Pick out the lines below that contain the string "number" and copy them all.

(Extracted records)
[start]
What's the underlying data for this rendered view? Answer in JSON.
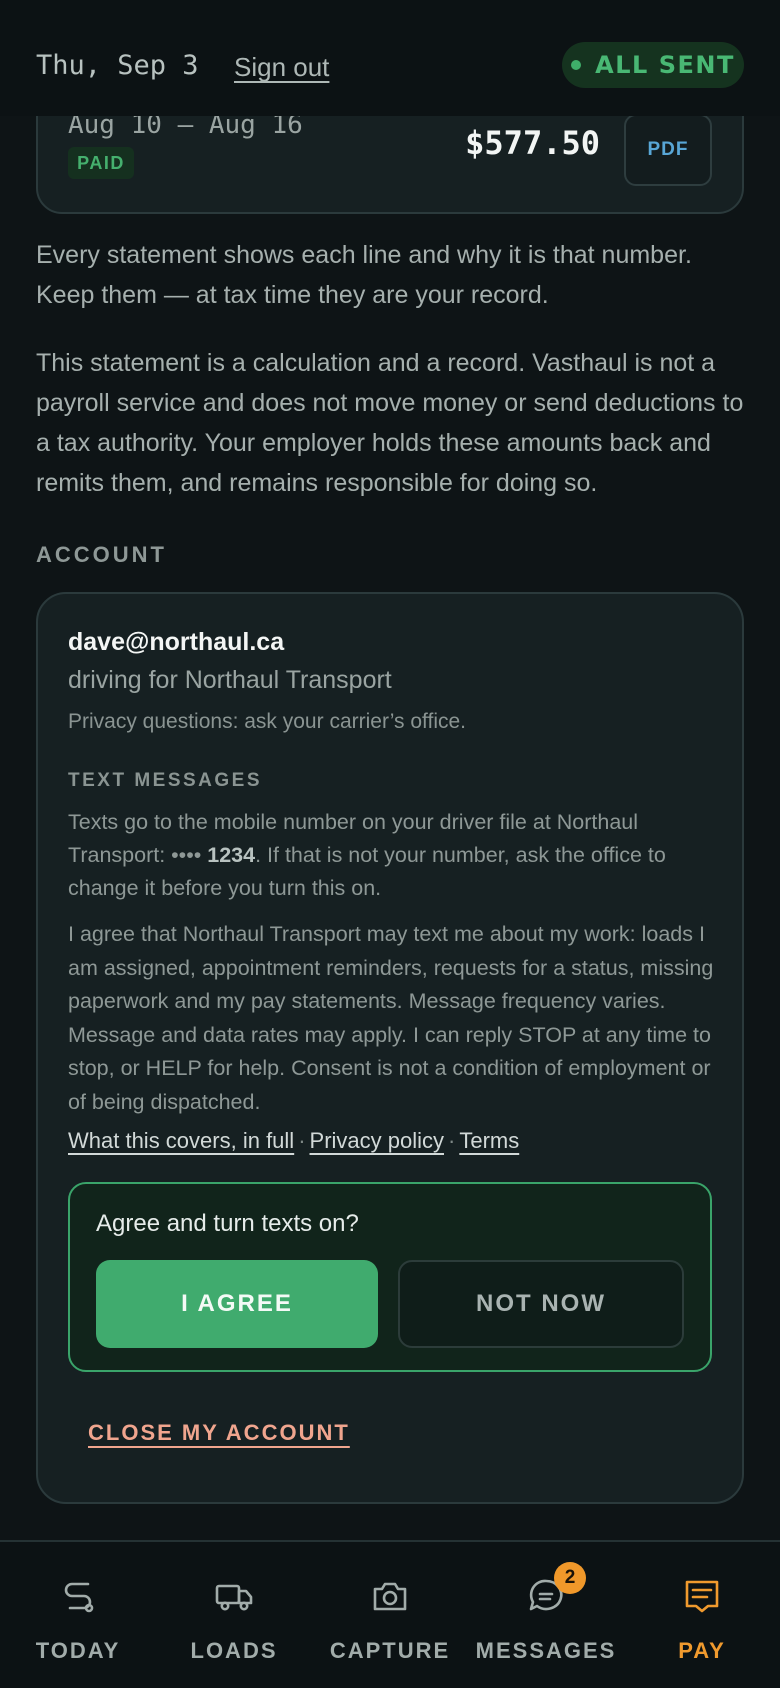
{
  "header": {
    "date": "Thu, Sep 3",
    "sign_out": "Sign out",
    "status": "ALL SENT",
    "status_color": "#49b874"
  },
  "statement": {
    "range": "Aug 10 – Aug 16",
    "status": "PAID",
    "amount": "$577.50",
    "pdf_label": "PDF"
  },
  "info": {
    "paragraph1": "Every statement shows each line and why it is that number. Keep them — at tax time they are your record.",
    "paragraph2": "This statement is a calculation and a record. Vasthaul is not a payroll service and does not move money or send deductions to a tax authority. Your employer holds these amounts back and remits them, and remains responsible for doing so."
  },
  "account": {
    "section_title": "ACCOUNT",
    "email": "dave@northaul.ca",
    "driving_for": "driving for Northaul Transport",
    "privacy_note": "Privacy questions: ask your carrier’s office.",
    "texts_title": "TEXT MESSAGES",
    "texts_desc_prefix": "Texts go to the mobile number on your driver file at Northaul Transport: •••• ",
    "phone_last4": "1234",
    "texts_desc_suffix": ". If that is not your number, ask the office to change it before you turn this on.",
    "consent": "I agree that Northaul Transport may text me about my work: loads I am assigned, appointment reminders, requests for a status, missing paperwork and my pay statements. Message frequency varies. Message and data rates may apply. I can reply STOP at any time to stop, or HELP for help. Consent is not a condition of employment or of being dispatched.",
    "links": {
      "covers": "What this covers, in full",
      "privacy": "Privacy policy",
      "terms": "Terms",
      "separator": "·"
    },
    "agree_prompt": "Agree and turn texts on?",
    "agree_button": "I AGREE",
    "not_now_button": "NOT NOW",
    "close_account": "CLOSE MY ACCOUNT"
  },
  "nav": {
    "items": [
      {
        "label": "TODAY",
        "icon": "route-icon"
      },
      {
        "label": "LOADS",
        "icon": "truck-icon"
      },
      {
        "label": "CAPTURE",
        "icon": "camera-icon"
      },
      {
        "label": "MESSAGES",
        "icon": "chat-icon",
        "badge": "2"
      },
      {
        "label": "PAY",
        "icon": "receipt-icon",
        "active": true
      }
    ],
    "active_color": "#f09a2e"
  }
}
[end]
(RESULT OF THE EXERCISE)
    "paragraph1": "Every statement shows each line and why it is that number. Keep them — at tax time they are your record.",
    "texts_desc_prefix": "Texts go to the mobile number on your driver file at Northaul Transport: •••• ",
    "texts_desc_suffix": ". If that is not your number, ask the office to change it before you turn this on.",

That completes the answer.